**Given problem**
Every line that includes the word "your" is to be listed.

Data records
<<<<

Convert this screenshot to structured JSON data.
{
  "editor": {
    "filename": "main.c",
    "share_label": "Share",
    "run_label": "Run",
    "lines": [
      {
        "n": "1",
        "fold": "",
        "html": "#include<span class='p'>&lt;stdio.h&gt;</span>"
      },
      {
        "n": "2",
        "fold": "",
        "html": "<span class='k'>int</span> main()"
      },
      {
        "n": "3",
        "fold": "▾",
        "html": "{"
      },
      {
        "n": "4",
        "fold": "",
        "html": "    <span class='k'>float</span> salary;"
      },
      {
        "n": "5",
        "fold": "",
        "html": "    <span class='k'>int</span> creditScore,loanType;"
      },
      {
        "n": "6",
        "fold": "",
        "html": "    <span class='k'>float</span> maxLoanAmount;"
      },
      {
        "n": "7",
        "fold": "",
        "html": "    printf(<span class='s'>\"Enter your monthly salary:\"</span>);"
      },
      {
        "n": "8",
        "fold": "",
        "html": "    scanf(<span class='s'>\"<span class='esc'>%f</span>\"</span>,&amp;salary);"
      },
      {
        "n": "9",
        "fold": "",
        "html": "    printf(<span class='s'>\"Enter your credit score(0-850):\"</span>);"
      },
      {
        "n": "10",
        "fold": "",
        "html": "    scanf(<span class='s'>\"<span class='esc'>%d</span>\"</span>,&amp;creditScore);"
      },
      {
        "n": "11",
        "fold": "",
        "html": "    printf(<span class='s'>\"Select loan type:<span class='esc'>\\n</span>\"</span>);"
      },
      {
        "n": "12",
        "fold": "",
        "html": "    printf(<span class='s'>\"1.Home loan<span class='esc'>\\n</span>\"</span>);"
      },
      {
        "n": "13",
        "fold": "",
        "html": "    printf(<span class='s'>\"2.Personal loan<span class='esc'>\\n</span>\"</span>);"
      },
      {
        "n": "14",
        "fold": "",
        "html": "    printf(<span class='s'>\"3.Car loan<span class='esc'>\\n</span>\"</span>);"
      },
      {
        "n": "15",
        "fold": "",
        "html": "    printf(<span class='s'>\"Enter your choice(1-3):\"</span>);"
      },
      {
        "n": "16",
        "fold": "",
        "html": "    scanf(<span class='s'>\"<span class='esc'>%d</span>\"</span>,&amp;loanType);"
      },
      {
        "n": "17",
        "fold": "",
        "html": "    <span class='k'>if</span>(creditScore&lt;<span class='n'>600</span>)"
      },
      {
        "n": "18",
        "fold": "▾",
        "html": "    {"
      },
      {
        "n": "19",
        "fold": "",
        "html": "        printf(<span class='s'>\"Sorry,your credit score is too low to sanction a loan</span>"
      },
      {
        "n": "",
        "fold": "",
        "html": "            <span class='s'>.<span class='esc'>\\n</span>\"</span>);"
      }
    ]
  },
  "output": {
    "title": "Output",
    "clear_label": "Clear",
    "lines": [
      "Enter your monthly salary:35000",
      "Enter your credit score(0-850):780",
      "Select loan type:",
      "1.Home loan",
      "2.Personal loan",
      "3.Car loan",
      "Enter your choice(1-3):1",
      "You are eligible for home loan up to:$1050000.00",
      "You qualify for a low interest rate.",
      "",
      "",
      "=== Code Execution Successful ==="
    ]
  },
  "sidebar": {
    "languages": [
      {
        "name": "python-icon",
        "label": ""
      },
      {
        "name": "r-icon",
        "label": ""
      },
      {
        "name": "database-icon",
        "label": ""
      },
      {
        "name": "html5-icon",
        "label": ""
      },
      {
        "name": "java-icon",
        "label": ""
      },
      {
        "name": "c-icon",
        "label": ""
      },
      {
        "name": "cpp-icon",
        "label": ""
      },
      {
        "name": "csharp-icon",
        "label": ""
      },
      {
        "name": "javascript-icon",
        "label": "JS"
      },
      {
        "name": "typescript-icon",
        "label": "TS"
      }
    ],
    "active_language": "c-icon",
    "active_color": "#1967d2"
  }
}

>>>>

**Finished task**
        "html": "    printf(<span class='s'>\"Enter your monthly salary:\"</span>);"
        "html": "    printf(<span class='s'>\"Enter your credit score(0-850):\"</span>);"
        "html": "    printf(<span class='s'>\"Enter your choice(1-3):\"</span>);"
        "html": "        printf(<span class='s'>\"Sorry,your credit score is too low to sanction a loan</span>"
      "Enter your monthly salary:35000",
      "Enter your credit score(0-850):780",
      "Enter your choice(1-3):1",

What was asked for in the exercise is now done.